GIVEN INSTRUCTION:
Copy each line where the word "When" occurs.

*** THE RECORDS ***

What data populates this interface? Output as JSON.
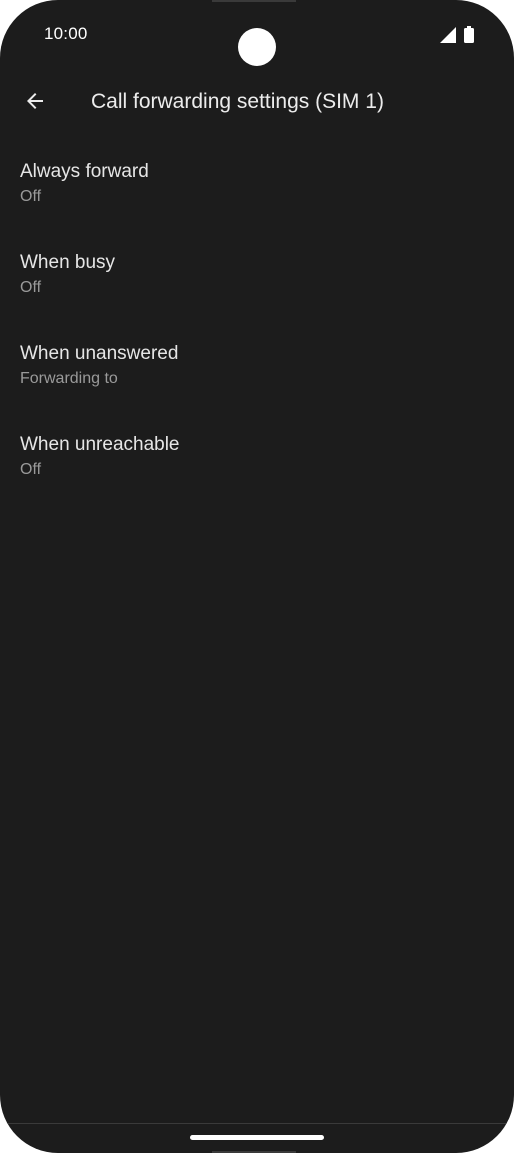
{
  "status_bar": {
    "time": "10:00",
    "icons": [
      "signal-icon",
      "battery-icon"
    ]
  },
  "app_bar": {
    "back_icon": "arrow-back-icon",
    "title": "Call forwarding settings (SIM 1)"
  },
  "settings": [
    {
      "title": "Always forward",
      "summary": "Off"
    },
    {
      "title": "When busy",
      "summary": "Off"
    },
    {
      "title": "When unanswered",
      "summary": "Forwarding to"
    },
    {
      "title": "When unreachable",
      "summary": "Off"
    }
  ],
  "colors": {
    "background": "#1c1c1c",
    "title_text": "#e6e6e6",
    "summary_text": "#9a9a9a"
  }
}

***

ANSWER TO THIS TASK:
      "title": "When busy",
      "title": "When unanswered",
      "title": "When unreachable",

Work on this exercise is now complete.